--- TO DO ---
Wherever the word "title" shows up in a line, please copy that line.

(Rows from a dataset)

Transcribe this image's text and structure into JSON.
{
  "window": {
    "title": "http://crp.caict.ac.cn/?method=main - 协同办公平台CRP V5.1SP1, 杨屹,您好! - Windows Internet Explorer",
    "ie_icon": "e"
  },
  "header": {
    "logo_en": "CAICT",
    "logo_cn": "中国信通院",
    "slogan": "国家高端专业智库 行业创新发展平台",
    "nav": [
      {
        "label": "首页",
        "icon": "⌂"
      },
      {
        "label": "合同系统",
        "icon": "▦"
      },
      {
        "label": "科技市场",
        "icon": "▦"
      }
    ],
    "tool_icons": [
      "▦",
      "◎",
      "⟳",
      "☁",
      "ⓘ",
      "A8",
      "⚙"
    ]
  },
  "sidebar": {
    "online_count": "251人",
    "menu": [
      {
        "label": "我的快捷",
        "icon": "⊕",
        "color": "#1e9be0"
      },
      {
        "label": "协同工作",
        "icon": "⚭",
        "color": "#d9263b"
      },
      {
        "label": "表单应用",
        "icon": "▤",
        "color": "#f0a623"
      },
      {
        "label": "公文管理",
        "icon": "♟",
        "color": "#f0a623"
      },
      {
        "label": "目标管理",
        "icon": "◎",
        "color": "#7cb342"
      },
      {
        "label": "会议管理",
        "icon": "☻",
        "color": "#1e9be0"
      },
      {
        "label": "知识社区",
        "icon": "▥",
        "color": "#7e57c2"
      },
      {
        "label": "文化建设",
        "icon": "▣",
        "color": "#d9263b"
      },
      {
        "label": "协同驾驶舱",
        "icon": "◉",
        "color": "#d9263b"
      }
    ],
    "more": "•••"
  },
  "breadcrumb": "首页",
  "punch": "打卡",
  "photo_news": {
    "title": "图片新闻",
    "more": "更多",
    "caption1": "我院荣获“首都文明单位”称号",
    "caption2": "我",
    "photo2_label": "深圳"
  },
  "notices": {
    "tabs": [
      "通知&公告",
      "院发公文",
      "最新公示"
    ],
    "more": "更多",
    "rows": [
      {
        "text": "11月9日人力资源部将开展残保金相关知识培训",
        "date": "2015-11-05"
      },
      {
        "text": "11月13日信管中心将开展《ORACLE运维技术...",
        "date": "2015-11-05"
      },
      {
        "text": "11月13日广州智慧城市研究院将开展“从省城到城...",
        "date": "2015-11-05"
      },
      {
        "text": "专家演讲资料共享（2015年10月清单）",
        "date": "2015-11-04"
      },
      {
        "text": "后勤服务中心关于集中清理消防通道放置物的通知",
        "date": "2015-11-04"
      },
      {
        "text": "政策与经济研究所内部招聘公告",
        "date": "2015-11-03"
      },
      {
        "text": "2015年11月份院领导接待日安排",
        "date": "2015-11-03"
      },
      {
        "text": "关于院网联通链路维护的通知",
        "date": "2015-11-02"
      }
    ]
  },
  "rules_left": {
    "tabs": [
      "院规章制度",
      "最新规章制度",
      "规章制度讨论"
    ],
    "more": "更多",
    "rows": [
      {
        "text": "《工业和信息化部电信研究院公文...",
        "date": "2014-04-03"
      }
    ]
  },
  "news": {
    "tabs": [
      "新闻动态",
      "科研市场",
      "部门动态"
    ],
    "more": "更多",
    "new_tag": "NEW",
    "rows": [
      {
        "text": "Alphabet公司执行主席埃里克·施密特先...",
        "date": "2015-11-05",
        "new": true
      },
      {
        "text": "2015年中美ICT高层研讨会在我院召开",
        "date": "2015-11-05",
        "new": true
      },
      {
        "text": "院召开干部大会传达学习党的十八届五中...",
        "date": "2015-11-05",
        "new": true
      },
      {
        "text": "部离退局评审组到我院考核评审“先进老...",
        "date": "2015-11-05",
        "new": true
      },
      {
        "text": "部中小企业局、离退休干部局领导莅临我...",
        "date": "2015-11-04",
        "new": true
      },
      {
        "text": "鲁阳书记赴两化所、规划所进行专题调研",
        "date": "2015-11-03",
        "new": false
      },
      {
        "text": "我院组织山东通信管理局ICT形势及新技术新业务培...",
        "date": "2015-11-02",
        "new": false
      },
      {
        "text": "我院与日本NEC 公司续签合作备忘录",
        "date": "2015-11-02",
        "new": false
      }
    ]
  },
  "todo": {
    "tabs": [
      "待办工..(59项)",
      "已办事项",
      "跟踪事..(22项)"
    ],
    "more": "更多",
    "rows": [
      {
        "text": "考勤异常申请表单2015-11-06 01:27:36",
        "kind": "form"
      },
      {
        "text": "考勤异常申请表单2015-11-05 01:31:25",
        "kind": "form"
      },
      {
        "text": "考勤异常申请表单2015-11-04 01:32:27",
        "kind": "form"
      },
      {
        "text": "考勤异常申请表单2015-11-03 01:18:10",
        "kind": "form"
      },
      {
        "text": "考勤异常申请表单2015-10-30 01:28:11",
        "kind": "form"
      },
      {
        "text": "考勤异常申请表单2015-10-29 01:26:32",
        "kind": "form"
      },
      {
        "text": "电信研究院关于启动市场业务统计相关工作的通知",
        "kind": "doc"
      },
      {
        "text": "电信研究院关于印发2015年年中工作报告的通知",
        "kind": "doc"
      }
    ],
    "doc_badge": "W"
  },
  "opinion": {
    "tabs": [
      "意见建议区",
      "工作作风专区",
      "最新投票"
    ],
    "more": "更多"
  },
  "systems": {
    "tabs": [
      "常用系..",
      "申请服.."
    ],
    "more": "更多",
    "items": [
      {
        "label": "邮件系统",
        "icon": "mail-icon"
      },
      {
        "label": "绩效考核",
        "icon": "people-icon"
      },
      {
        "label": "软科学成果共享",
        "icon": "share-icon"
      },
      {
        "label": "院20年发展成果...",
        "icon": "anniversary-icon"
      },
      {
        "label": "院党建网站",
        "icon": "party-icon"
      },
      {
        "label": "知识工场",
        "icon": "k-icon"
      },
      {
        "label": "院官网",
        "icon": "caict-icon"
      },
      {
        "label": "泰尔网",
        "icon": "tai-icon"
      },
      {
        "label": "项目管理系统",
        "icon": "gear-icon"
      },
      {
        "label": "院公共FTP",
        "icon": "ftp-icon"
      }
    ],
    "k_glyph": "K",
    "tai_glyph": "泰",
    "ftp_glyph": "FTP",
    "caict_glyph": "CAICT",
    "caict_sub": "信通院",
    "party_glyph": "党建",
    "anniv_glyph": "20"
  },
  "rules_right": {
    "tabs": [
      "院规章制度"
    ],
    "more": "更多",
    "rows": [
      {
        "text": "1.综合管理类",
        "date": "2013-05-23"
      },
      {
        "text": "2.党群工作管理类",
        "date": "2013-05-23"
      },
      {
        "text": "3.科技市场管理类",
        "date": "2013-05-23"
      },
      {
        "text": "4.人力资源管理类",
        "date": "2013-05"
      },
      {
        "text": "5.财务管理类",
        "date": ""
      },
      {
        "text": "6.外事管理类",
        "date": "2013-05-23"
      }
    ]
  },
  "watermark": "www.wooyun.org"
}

--- RESULT ---
    "title": "http://crp.caict.ac.cn/?method=main - 协同办公平台CRP V5.1SP1, 杨屹,您好! - Windows Internet Explorer",
    "title": "图片新闻",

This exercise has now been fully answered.